Start Data rows

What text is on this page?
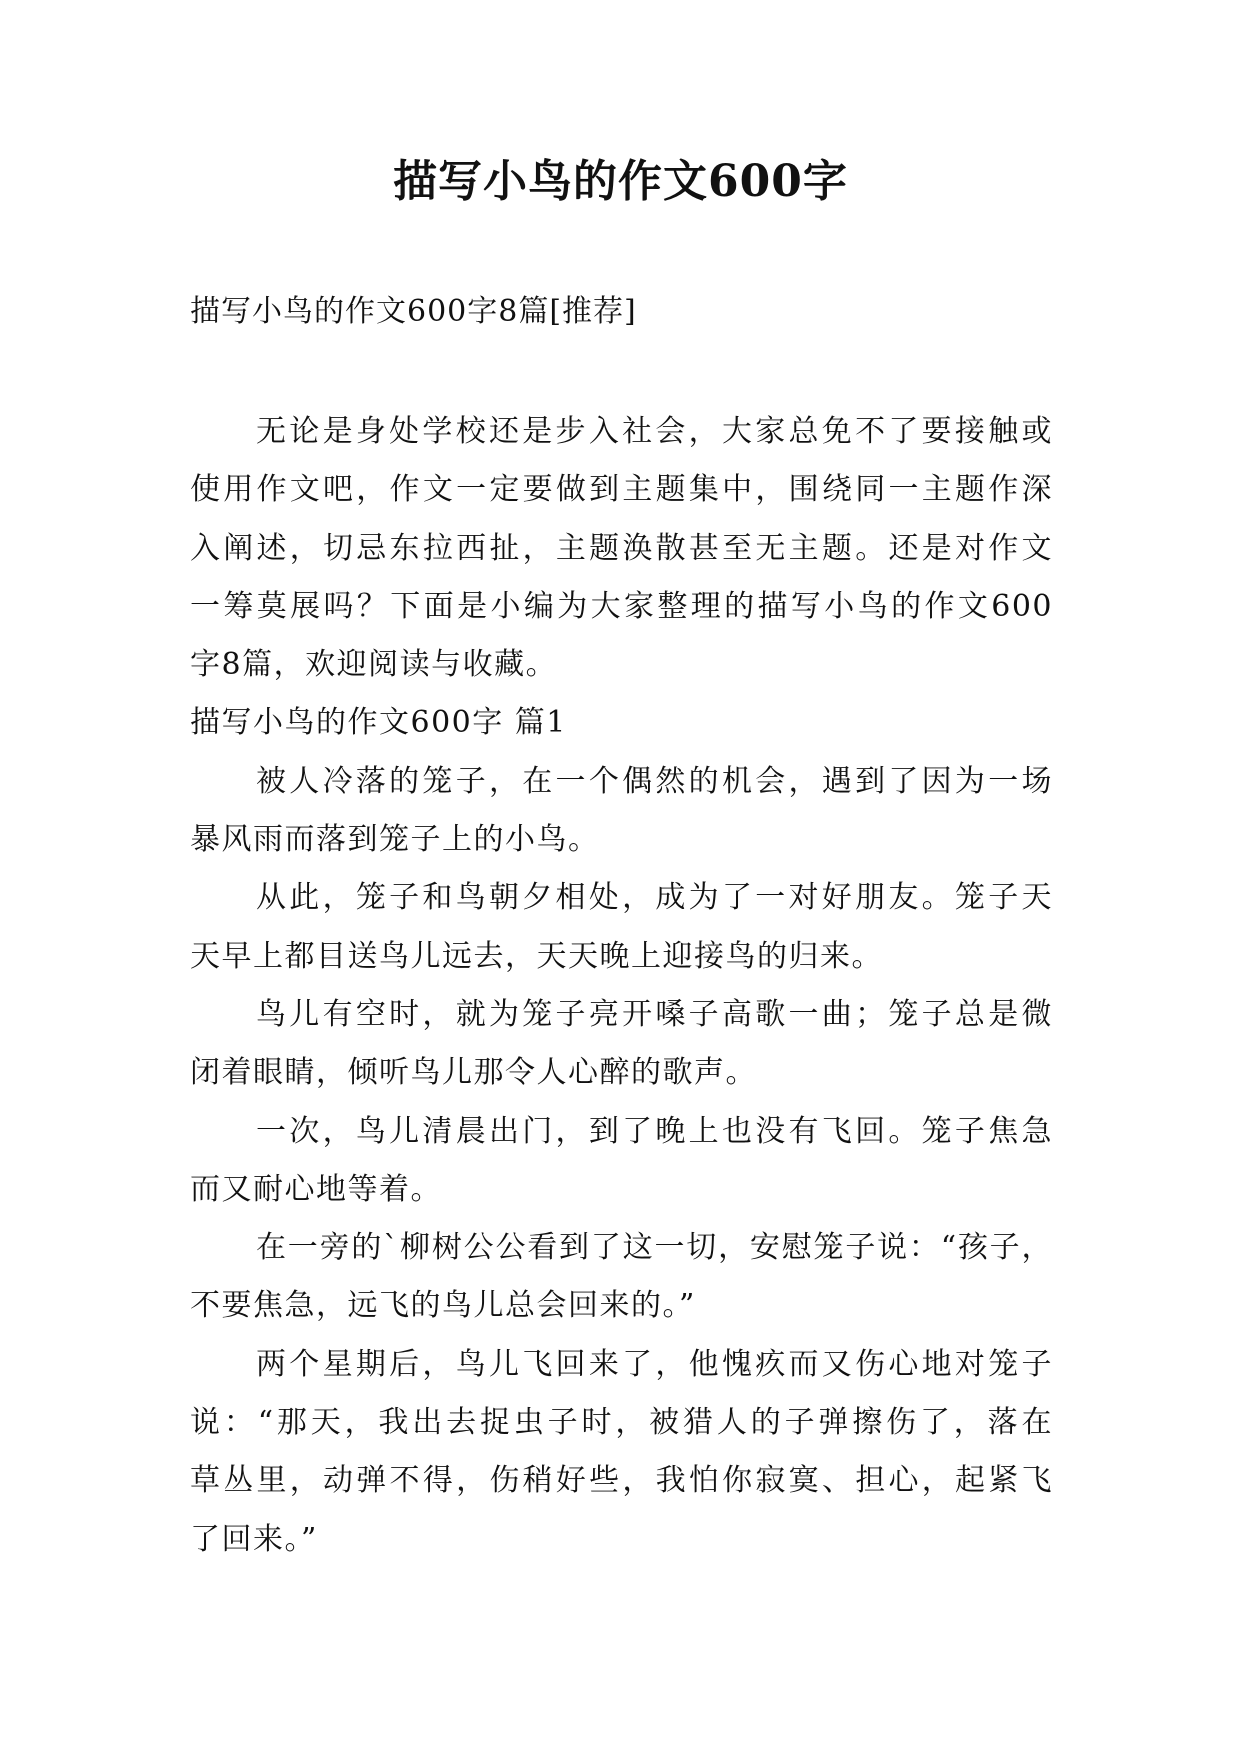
描写小鸟的作文600字
描写小鸟的作文600字8篇[推荐]
无论是身处学校还是步入社会，大家总免不了要接触或
使用作文吧，作文一定要做到主题集中，围绕同一主题作深
入阐述，切忌东拉西扯，主题涣散甚至无主题。还是对作文
一筹莫展吗？下面是小编为大家整理的描写小鸟的作文600
字8篇，欢迎阅读与收藏。
描写小鸟的作文600字 篇1
被人冷落的笼子，在一个偶然的机会，遇到了因为一场
暴风雨而落到笼子上的小鸟。
从此，笼子和鸟朝夕相处，成为了一对好朋友。笼子天
天早上都目送鸟儿远去，天天晚上迎接鸟的归来。
鸟儿有空时，就为笼子亮开嗓子高歌一曲；笼子总是微
闭着眼睛，倾听鸟儿那令人心醉的歌声。
一次，鸟儿清晨出门，到了晚上也没有飞回。笼子焦急
而又耐心地等着。
在一旁的`柳树公公看到了这一切，安慰笼子说：“孩子，
不要焦急，远飞的鸟儿总会回来的。”
两个星期后，鸟儿飞回来了，他愧疚而又伤心地对笼子
说：“那天，我出去捉虫子时，被猎人的子弹擦伤了，落在
草丛里，动弹不得，伤稍好些，我怕你寂寞、担心，起紧飞
了回来。”
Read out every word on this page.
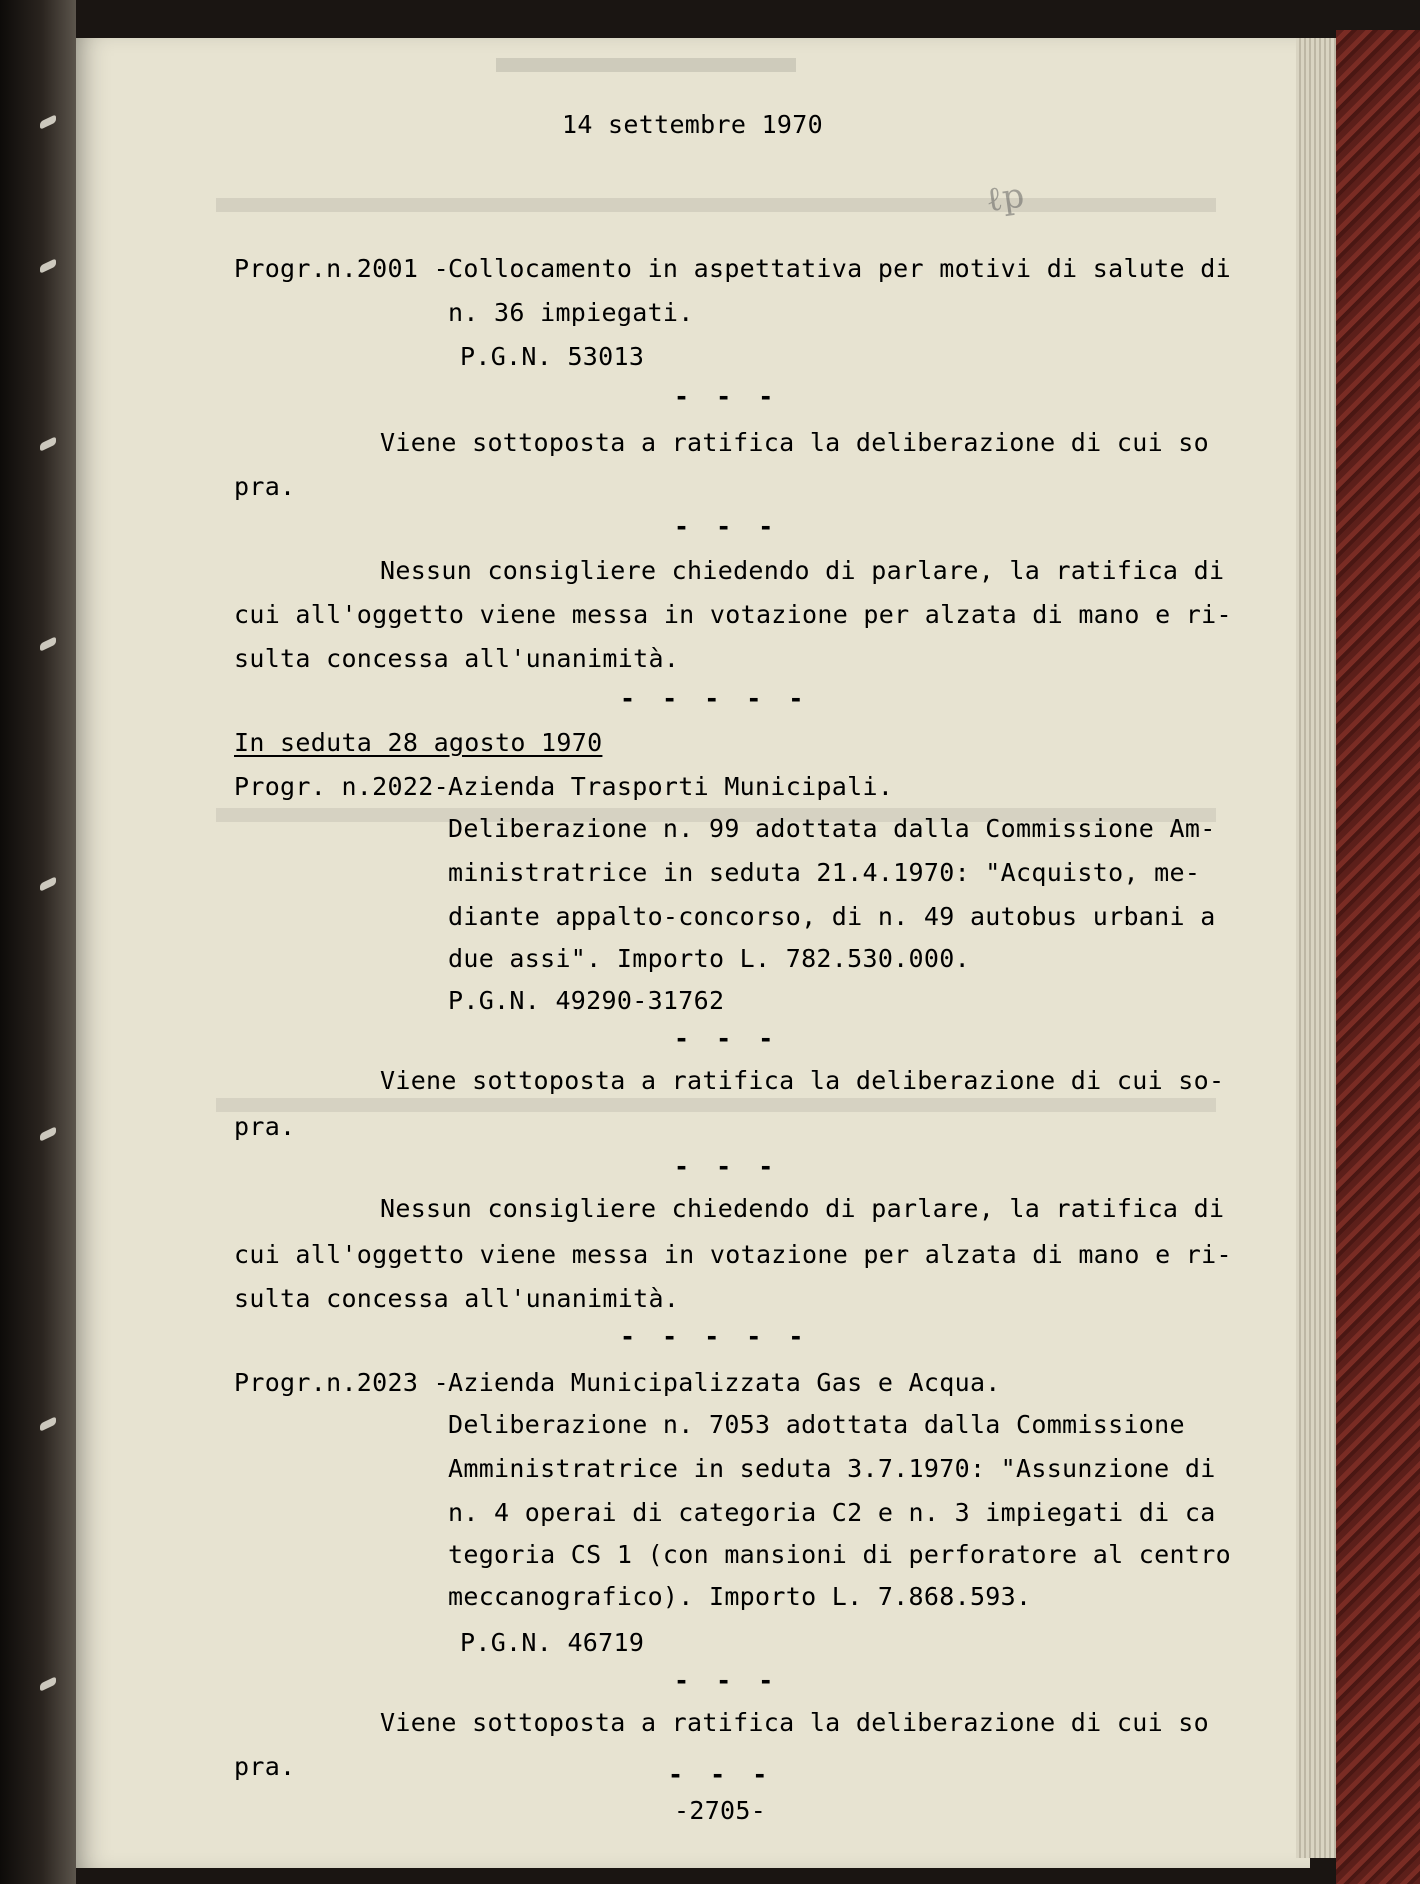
ℓp
14 settembre 1970
Progr.n.2001 - Collocamento in aspettativa per motivi di salute di
n. 36 impiegati.
P.G.N. 53013
- - -
Viene sottoposta a ratifica la deliberazione di cui so
pra.
- - -
Nessun consigliere chiedendo di parlare, la ratifica di
cui all'oggetto viene messa in votazione per alzata di mano e ri-
sulta concessa all'unanimità.
- - - - -
In seduta 28 agosto 1970
Progr. n.2022- Azienda Trasporti Municipali.
Deliberazione n. 99 adottata dalla Commissione Am-
ministratrice in seduta 21.4.1970: "Acquisto, me-
diante appalto-concorso, di n. 49 autobus urbani a
due assi". Importo L. 782.530.000.
P.G.N. 49290-31762
- - -
Viene sottoposta a ratifica la deliberazione di cui so-
pra.
- - -
Nessun consigliere chiedendo di parlare, la ratifica di
cui all'oggetto viene messa in votazione per alzata di mano e ri-
sulta concessa all'unanimità.
- - - - -
Progr.n.2023 - Azienda Municipalizzata Gas e Acqua.
Deliberazione n. 7053 adottata dalla Commissione
Amministratrice in seduta 3.7.1970: "Assunzione di
n. 4 operai di categoria C2 e n. 3 impiegati di ca
tegoria CS 1 (con mansioni di perforatore al centro
meccanografico). Importo L. 7.868.593.
P.G.N. 46719
- - -
Viene sottoposta a ratifica la deliberazione di cui so
pra.	- - -
-2705-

End Data rows

**Written instruction:**
Leave the pictures out, and transcribe each of the records exactly.

**Output:**
What text is on this page?
描写小鸟的作文600字
描写小鸟的作文600字8篇[推荐]
无论是身处学校还是步入社会，大家总免不了要接触或
使用作文吧，作文一定要做到主题集中，围绕同一主题作深
入阐述，切忌东拉西扯，主题涣散甚至无主题。还是对作文
一筹莫展吗？下面是小编为大家整理的描写小鸟的作文600
字8篇，欢迎阅读与收藏。
描写小鸟的作文600字 篇1
被人冷落的笼子，在一个偶然的机会，遇到了因为一场
暴风雨而落到笼子上的小鸟。
从此，笼子和鸟朝夕相处，成为了一对好朋友。笼子天
天早上都目送鸟儿远去，天天晚上迎接鸟的归来。
鸟儿有空时，就为笼子亮开嗓子高歌一曲；笼子总是微
闭着眼睛，倾听鸟儿那令人心醉的歌声。
一次，鸟儿清晨出门，到了晚上也没有飞回。笼子焦急
而又耐心地等着。
在一旁的`柳树公公看到了这一切，安慰笼子说：“孩子，
不要焦急，远飞的鸟儿总会回来的。”
两个星期后，鸟儿飞回来了，他愧疚而又伤心地对笼子
说：“那天，我出去捉虫子时，被猎人的子弹擦伤了，落在
草丛里，动弹不得，伤稍好些，我怕你寂寞、担心，起紧飞
了回来。”
Read out every word on this page.
ℓp
14 settembre 1970
Progr.n.2001 - Collocamento in aspettativa per motivi di salute di
n. 36 impiegati.
P.G.N. 53013
- - -
Viene sottoposta a ratifica la deliberazione di cui so
pra.
- - -
Nessun consigliere chiedendo di parlare, la ratifica di
cui all'oggetto viene messa in votazione per alzata di mano e ri-
sulta concessa all'unanimità.
- - - - -
In seduta 28 agosto 1970
Progr. n.2022- Azienda Trasporti Municipali.
Deliberazione n. 99 adottata dalla Commissione Am-
ministratrice in seduta 21.4.1970: "Acquisto, me-
diante appalto-concorso, di n. 49 autobus urbani a
due assi". Importo L. 782.530.000.
P.G.N. 49290-31762
- - -
Viene sottoposta a ratifica la deliberazione di cui so-
pra.
- - -
Nessun consigliere chiedendo di parlare, la ratifica di
cui all'oggetto viene messa in votazione per alzata di mano e ri-
sulta concessa all'unanimità.
- - - - -
Progr.n.2023 - Azienda Municipalizzata Gas e Acqua.
Deliberazione n. 7053 adottata dalla Commissione
Amministratrice in seduta 3.7.1970: "Assunzione di
n. 4 operai di categoria C2 e n. 3 impiegati di ca
tegoria CS 1 (con mansioni di perforatore al centro
meccanografico). Importo L. 7.868.593.
P.G.N. 46719
- - -
Viene sottoposta a ratifica la deliberazione di cui so
pra.	- - -
-2705-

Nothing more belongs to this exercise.